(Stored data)
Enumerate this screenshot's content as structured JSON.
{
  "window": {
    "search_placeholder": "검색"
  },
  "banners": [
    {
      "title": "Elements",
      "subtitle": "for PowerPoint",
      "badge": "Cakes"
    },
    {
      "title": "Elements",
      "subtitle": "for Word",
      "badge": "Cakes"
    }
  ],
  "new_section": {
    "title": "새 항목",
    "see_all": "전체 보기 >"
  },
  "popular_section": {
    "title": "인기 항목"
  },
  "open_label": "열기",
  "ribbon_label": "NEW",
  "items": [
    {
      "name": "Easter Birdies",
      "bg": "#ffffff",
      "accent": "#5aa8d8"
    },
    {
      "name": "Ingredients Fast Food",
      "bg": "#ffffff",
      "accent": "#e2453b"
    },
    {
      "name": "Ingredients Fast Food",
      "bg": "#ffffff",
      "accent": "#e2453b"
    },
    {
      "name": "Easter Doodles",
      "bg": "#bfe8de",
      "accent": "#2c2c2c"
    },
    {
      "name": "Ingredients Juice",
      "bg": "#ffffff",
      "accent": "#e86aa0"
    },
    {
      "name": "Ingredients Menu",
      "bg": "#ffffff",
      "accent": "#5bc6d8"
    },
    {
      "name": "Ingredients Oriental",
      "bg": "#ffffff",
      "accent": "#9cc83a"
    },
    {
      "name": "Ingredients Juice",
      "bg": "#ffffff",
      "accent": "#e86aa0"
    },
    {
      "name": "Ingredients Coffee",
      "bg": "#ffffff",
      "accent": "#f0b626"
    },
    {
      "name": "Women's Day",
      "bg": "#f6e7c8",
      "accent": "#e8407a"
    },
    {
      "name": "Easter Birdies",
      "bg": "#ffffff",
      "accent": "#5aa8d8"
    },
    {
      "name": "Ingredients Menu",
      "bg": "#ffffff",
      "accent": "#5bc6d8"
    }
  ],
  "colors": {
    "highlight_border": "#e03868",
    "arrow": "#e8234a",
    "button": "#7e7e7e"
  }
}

**Stated task**: Retype the entries exactly, including every line.

**Response**:
Enumerate this screenshot's content as structured JSON.
{
  "window": {
    "search_placeholder": "검색"
  },
  "banners": [
    {
      "title": "Elements",
      "subtitle": "for PowerPoint",
      "badge": "Cakes"
    },
    {
      "title": "Elements",
      "subtitle": "for Word",
      "badge": "Cakes"
    }
  ],
  "new_section": {
    "title": "새 항목",
    "see_all": "전체 보기 >"
  },
  "popular_section": {
    "title": "인기 항목"
  },
  "open_label": "열기",
  "ribbon_label": "NEW",
  "items": [
    {
      "name": "Easter Birdies",
      "bg": "#ffffff",
      "accent": "#5aa8d8"
    },
    {
      "name": "Ingredients Fast Food",
      "bg": "#ffffff",
      "accent": "#e2453b"
    },
    {
      "name": "Ingredients Fast Food",
      "bg": "#ffffff",
      "accent": "#e2453b"
    },
    {
      "name": "Easter Doodles",
      "bg": "#bfe8de",
      "accent": "#2c2c2c"
    },
    {
      "name": "Ingredients Juice",
      "bg": "#ffffff",
      "accent": "#e86aa0"
    },
    {
      "name": "Ingredients Menu",
      "bg": "#ffffff",
      "accent": "#5bc6d8"
    },
    {
      "name": "Ingredients Oriental",
      "bg": "#ffffff",
      "accent": "#9cc83a"
    },
    {
      "name": "Ingredients Juice",
      "bg": "#ffffff",
      "accent": "#e86aa0"
    },
    {
      "name": "Ingredients Coffee",
      "bg": "#ffffff",
      "accent": "#f0b626"
    },
    {
      "name": "Women's Day",
      "bg": "#f6e7c8",
      "accent": "#e8407a"
    },
    {
      "name": "Easter Birdies",
      "bg": "#ffffff",
      "accent": "#5aa8d8"
    },
    {
      "name": "Ingredients Menu",
      "bg": "#ffffff",
      "accent": "#5bc6d8"
    }
  ],
  "colors": {
    "highlight_border": "#e03868",
    "arrow": "#e8234a",
    "button": "#7e7e7e"
  }
}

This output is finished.